_Input data_

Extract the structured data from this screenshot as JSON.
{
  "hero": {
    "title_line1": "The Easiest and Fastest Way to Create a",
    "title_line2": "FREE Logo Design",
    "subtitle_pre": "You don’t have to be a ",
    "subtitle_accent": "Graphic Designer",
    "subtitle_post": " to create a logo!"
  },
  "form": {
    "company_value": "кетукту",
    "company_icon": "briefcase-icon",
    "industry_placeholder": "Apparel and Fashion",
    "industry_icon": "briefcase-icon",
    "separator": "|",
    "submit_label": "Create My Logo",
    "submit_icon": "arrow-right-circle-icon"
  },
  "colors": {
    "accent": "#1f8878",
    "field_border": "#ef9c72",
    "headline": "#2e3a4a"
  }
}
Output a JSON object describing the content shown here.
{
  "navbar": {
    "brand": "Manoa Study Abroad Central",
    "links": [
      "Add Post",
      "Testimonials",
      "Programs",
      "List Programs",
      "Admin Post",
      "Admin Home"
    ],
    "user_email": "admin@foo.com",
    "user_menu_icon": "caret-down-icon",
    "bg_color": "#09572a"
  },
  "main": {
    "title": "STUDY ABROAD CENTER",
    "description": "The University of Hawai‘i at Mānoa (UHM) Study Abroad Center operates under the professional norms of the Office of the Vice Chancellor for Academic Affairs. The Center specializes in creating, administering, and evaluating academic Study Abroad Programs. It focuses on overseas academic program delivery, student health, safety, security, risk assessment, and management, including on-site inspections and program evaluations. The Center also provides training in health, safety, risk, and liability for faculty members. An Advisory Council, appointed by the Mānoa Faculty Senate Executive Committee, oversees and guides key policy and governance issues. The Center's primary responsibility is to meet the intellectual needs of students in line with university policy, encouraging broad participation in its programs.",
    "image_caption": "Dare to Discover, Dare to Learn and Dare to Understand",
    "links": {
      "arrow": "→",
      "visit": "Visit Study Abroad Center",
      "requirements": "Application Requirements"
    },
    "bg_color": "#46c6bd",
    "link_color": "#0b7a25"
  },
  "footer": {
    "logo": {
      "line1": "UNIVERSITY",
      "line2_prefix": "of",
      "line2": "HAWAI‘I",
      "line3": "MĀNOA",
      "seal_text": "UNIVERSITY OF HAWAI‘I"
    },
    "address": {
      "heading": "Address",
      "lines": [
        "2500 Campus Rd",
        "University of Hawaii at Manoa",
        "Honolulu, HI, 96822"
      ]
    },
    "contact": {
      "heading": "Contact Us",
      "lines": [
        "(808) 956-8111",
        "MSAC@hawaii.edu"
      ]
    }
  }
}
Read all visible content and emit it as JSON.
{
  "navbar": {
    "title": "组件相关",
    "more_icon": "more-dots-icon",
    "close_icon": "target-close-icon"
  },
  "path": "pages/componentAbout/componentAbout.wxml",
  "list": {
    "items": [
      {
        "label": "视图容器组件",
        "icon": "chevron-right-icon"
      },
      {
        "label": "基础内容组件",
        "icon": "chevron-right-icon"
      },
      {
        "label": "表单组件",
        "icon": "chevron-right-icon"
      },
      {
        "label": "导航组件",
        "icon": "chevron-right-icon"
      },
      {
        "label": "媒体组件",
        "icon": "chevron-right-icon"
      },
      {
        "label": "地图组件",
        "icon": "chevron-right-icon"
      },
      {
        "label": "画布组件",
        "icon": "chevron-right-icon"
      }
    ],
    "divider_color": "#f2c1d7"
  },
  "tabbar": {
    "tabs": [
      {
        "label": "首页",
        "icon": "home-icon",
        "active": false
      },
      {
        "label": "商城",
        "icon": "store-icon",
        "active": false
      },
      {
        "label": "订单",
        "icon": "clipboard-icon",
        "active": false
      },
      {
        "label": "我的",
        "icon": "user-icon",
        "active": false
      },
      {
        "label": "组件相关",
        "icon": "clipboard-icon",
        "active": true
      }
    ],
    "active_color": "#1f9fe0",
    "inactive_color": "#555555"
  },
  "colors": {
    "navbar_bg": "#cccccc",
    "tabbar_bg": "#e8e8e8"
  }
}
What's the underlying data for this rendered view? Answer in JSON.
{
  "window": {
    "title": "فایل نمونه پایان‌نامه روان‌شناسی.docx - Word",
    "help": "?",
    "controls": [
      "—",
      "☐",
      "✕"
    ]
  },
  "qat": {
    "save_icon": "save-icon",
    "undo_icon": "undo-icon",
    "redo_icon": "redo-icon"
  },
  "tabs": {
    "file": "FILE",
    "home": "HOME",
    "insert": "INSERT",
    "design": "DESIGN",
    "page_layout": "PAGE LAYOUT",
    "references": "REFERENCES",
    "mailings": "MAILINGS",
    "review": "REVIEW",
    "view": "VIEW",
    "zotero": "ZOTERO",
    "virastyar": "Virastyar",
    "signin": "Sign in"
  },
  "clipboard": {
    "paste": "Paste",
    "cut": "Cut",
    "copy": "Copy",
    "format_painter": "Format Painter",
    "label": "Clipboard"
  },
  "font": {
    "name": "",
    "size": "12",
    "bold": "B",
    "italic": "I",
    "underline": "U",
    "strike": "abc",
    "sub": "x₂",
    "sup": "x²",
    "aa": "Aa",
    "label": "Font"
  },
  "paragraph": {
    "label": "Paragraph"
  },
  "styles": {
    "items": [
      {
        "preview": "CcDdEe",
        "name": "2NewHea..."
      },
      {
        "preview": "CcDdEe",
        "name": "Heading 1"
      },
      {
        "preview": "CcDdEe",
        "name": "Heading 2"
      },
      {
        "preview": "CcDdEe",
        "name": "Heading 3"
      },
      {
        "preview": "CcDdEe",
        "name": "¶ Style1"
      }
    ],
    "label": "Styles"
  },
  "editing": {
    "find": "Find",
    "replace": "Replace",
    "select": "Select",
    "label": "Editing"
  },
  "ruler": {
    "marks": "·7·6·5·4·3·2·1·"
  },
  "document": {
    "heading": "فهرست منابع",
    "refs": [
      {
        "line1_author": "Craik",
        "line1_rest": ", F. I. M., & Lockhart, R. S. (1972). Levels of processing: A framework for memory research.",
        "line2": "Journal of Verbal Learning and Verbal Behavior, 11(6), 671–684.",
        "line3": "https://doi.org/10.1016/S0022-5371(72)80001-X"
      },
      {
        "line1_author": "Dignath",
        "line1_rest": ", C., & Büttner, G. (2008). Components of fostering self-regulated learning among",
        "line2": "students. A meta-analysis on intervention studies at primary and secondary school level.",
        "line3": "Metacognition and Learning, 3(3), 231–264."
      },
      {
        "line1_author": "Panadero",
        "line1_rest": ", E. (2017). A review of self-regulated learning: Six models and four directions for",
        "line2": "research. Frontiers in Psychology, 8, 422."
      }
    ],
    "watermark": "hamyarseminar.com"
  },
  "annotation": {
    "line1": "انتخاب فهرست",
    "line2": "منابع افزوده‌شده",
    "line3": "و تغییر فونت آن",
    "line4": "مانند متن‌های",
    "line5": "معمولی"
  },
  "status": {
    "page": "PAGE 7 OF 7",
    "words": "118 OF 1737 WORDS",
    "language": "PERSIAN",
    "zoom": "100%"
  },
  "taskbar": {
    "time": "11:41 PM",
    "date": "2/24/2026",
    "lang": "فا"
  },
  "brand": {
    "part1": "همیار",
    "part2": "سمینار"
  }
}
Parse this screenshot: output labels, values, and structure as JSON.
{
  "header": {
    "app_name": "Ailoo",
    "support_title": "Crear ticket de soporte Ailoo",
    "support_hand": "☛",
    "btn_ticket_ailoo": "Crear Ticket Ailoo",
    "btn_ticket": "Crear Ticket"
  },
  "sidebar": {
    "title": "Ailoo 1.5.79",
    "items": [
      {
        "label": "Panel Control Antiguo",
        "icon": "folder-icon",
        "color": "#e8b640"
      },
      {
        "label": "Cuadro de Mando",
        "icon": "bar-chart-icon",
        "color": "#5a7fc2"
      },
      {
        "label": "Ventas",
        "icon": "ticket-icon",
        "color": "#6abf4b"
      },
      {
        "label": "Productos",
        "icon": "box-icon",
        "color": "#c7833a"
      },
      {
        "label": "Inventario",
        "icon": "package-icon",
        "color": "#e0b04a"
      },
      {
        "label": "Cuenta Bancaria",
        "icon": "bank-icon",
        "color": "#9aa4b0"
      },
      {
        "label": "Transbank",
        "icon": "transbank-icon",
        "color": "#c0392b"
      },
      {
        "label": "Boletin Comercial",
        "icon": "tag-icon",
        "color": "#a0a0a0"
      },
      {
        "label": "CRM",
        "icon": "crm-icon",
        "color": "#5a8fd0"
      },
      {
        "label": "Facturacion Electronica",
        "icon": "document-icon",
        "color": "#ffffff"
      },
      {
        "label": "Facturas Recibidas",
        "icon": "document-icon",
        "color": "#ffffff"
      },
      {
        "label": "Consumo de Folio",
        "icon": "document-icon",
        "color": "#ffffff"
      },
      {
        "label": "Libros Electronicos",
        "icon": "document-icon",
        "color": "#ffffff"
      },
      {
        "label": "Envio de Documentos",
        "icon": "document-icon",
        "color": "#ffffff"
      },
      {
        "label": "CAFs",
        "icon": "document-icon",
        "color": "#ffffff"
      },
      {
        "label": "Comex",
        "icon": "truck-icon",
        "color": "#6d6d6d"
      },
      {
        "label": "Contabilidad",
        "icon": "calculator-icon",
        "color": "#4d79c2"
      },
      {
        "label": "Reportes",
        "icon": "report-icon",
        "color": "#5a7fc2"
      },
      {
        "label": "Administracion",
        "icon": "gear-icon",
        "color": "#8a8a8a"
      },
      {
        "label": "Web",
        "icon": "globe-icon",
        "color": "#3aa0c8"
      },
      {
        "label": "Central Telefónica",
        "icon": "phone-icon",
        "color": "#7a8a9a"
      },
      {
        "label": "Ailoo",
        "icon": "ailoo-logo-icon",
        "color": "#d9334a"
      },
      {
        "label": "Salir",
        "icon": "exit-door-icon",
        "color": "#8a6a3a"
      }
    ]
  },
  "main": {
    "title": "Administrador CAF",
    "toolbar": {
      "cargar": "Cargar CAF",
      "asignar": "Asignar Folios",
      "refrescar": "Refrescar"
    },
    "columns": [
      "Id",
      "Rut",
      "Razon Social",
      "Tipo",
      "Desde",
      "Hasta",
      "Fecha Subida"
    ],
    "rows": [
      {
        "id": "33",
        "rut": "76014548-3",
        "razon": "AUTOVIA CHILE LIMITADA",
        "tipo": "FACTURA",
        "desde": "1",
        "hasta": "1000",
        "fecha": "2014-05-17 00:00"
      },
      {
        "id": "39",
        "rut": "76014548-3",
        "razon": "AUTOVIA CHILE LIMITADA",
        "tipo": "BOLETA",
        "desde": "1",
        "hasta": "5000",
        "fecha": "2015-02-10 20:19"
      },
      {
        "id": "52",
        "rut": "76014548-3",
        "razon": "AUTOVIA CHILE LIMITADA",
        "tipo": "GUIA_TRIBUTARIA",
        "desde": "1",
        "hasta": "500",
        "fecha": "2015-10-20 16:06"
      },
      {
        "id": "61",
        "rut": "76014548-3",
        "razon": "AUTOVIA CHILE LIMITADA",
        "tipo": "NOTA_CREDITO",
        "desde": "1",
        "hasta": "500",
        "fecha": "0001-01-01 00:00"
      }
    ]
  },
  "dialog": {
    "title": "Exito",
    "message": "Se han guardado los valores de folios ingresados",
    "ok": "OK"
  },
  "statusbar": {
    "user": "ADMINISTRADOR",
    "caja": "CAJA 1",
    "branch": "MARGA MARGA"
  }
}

_What you are asked to do_
Each line that holds the word "briefcase" is to be copied.

_Complete output_
    "company_icon": "briefcase-icon",
    "industry_icon": "briefcase-icon",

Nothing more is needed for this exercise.